◆ **CONSEGNA 1**
Riscrivi in forma di elenco puntato il paragrafo dell'intervista a Rosy Bindi che inizia con «Su questo dovremo ancora riflettere», mantenendone i fatti principali.
◆ **CONSEGNA 2**
Per favore, trascrivi dall'intervista a Rosy Bindi il brano che parte dalle parole «Esattamente. A Berlusconi» e si ferma dopo «governare senza limiti.».
◆ **CONSEGNA 3**
Riassumi l'intervista a Rosy Bindi in due frasi.
──────── TESTO IN ESAME
Rosy Bindi: «La via maestra è la fiducia»
Intervista a Rosy Bindi su Il Sole24 Ore del 8-5-2011
«La via maestra è il voto di fiducia: il rispetto dei principi costituzionali viene prima di qualsiasi calcolo politico. E in ogni caso dal dibattito parlamentare dovrà emergere il trasformismo di questa maggioranza». Rosy Bindi, presidente del Pd e vice presidente della Camera, difende l’intervento di Napolitano a tutela della Costituzione e della centralità del Parlamento e denuncia «l’insofferenza» di Berlusconi verso tutte le autorità di garanzia. E accusa Bossi: accetta il «mercimonio di sottosegretari impresentabili. È in totale confusione».
Presidente Bindi, come interpreta l’intervento del capo dello Stato?
È l’ulteriore richiamo al rispetto della Costituzione e della centralità del Parlamento. Le reazioni scomposte del centrodestra sono l’ennesima dimostrazione di una incultura costituzionale e istituzionale.
Berlusconi ha attaccato ancora i giudici e la Consulta: la considera una risposta indiretta a Napolitano?
Esattamente. A Berlusconi danno fastidio tutte le autorità di garanzia della Costituzione, dimostrando totale insofferenza verso i principi costituzionali richiamati dal capo dello Stato. Per lui vincere le elezioni significa governare senza limiti.
Quale passaggio parlamentare sarà necessario? Un voto di fiducia, una comunicazione del Governo alle Camere?
Su questo dovremo ancora riflettere. Sicuramente la via maestra resta il voto di fiducia. Ma anche se non ci fosse voto di fiducia, dal dibattito dovrà emergere il trasformismo di questa maggioranza che ha nominato nove nuovi sottosegretari, e perfino minaccia di crearne altri dieci.
Per l’opposizione un voto di fiducia non sarebbe un boomerang che proverebbe la forza della maggioranza?
────────────────
──────── VOCI FORNITE
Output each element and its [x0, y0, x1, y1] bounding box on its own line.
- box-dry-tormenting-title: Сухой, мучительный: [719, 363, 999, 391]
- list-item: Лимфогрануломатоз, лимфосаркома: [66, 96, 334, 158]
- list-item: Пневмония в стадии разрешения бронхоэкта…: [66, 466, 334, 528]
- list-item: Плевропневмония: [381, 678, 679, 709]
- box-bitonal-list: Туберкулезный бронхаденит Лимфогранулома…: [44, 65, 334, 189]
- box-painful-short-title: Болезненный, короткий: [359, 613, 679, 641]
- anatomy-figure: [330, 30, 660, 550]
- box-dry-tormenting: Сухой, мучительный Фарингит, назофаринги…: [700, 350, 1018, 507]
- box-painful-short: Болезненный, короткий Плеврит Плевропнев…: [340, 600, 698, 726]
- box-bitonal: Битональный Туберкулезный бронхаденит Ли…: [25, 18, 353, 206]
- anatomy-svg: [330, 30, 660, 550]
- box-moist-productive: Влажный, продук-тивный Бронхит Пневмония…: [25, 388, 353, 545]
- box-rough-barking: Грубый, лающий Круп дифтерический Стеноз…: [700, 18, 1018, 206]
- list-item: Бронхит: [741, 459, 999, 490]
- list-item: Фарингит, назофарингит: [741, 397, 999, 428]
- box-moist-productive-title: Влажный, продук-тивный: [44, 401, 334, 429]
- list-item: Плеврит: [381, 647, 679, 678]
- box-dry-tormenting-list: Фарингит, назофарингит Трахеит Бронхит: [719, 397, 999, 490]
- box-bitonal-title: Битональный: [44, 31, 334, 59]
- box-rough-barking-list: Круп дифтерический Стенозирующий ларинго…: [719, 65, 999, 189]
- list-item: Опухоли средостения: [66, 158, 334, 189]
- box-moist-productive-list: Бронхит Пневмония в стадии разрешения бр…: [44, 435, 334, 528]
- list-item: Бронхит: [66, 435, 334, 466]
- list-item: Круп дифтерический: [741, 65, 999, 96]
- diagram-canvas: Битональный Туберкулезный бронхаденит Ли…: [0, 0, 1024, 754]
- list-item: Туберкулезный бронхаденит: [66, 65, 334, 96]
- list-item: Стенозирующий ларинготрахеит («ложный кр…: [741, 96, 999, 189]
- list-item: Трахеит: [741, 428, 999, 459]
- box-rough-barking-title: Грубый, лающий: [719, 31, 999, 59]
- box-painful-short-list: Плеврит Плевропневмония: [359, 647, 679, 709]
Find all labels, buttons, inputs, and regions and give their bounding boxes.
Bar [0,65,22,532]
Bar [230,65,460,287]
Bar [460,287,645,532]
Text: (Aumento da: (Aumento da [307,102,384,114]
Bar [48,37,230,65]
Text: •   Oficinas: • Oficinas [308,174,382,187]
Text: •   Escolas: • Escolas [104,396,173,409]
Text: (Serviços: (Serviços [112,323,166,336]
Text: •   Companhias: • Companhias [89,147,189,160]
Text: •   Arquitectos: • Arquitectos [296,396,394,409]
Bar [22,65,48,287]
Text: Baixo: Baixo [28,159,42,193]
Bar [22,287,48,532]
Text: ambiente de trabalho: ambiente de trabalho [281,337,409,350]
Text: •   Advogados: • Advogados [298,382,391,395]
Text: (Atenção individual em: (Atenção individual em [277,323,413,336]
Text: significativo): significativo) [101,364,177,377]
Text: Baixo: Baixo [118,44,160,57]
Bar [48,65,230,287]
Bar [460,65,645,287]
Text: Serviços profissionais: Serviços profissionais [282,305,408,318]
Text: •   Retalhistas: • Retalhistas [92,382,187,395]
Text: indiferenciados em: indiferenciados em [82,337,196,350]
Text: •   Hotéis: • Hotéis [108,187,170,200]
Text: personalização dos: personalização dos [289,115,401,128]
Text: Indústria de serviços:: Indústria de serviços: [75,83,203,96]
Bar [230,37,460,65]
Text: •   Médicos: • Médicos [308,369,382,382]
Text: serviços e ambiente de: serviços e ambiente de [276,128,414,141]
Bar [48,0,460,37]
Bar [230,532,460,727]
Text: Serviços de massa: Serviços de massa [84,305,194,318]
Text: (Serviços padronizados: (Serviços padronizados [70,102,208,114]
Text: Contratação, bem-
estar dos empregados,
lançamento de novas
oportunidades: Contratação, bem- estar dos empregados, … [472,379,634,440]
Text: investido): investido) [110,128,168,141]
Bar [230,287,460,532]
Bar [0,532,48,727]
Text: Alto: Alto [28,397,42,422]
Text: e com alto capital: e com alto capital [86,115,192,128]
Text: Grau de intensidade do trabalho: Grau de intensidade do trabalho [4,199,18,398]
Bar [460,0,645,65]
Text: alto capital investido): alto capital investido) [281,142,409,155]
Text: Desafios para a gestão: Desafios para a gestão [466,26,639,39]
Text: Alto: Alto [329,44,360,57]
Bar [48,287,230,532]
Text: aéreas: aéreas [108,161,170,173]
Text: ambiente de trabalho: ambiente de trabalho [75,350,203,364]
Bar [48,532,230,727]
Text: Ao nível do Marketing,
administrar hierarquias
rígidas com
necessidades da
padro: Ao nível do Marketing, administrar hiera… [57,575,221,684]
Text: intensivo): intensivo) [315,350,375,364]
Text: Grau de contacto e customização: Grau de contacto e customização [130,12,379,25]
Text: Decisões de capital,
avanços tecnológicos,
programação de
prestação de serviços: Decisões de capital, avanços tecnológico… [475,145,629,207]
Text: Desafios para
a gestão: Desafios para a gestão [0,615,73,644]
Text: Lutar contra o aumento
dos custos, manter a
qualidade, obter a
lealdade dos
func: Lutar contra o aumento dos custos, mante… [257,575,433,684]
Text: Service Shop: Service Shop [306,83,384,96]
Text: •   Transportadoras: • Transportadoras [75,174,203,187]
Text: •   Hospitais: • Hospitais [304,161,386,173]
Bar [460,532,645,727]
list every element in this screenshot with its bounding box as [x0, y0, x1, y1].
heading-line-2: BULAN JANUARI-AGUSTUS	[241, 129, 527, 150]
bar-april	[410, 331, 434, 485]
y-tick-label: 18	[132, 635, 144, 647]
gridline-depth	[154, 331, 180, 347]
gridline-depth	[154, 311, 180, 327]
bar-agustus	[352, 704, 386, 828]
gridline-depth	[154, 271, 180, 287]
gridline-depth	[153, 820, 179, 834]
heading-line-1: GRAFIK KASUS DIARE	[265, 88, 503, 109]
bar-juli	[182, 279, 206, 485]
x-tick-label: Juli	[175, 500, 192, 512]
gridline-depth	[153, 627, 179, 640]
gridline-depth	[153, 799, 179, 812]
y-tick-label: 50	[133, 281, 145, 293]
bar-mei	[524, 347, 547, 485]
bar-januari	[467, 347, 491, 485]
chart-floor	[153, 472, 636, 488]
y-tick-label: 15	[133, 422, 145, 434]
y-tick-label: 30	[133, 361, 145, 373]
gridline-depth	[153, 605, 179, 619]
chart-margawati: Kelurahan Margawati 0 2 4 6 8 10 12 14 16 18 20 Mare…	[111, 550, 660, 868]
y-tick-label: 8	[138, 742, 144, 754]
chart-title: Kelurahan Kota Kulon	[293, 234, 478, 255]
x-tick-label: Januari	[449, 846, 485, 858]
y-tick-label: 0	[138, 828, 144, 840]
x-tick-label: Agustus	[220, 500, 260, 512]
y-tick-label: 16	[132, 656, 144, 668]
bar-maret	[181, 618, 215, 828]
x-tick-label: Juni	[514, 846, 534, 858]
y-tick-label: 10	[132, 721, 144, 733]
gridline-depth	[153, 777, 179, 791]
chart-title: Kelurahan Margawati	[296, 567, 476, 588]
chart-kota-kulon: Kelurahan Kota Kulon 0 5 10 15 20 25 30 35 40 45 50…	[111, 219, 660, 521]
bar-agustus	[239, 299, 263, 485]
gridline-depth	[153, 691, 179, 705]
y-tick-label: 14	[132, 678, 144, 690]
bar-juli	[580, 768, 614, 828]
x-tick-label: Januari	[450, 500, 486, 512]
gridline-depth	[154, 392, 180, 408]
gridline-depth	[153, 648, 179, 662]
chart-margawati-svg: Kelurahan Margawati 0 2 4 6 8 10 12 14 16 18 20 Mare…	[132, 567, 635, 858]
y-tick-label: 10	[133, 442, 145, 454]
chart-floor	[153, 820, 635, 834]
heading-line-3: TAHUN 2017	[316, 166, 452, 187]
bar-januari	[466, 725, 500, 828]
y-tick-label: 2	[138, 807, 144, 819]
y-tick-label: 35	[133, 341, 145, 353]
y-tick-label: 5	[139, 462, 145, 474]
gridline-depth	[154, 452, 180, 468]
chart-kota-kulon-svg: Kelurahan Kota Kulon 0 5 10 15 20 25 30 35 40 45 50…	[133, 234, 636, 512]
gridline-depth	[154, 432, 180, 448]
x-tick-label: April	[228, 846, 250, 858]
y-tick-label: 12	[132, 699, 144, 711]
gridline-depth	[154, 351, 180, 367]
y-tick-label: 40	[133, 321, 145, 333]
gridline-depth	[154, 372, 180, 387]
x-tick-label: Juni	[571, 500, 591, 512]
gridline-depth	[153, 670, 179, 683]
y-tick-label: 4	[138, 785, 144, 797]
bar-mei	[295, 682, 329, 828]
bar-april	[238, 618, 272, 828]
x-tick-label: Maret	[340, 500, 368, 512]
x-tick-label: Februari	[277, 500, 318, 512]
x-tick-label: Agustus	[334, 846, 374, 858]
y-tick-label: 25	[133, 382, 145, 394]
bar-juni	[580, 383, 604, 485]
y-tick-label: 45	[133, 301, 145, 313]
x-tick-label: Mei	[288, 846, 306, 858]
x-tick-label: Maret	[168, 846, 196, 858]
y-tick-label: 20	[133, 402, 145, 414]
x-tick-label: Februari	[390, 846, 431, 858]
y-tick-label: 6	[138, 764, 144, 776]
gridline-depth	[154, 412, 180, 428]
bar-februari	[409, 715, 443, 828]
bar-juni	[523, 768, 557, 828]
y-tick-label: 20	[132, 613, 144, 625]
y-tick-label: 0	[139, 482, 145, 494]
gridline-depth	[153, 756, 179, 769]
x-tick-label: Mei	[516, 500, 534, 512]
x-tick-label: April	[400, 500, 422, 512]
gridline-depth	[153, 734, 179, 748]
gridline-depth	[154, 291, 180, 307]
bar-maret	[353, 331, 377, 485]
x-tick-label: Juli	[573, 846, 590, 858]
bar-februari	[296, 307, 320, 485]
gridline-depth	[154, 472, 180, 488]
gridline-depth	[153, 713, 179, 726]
────────────────
◆ **RISULTATO 1**
- Il tipo di passaggio parlamentare è ancora da valutare.
- La via maestra resta il voto di fiducia.
- Anche senza voto di fiducia, il dibattito dovrà far emergere il trasformismo della maggioranza.
- La maggioranza ha nominato nove nuovi sottosegretari e minaccia perfino di crearne altri dieci.

◆ **RISULTATO 2**
Esattamente. A Berlusconi danno fastidio tutte le autorità di garanzia della Costituzione, dimostrando totale insofferenza verso i principi costituzionali richiamati dal capo dello Stato. Per lui vincere le elezioni significa governare senza limiti.

◆ **RISULTATO 3**
Rosy Bindi, presidente del Pd e vice presidente della Camera, difende l'intervento di Napolitano come richiamo al rispetto della Costituzione e alla centralità del Parlamento e accusa Berlusconi di insofferenza verso tutte le autorità di garanzia. Per lei la via maestra è il voto di fiducia, ma in ogni caso il dibattito parlamentare dovrà far emergere il trasformismo di una maggioranza che ha nominato nove nuovi sottosegretari.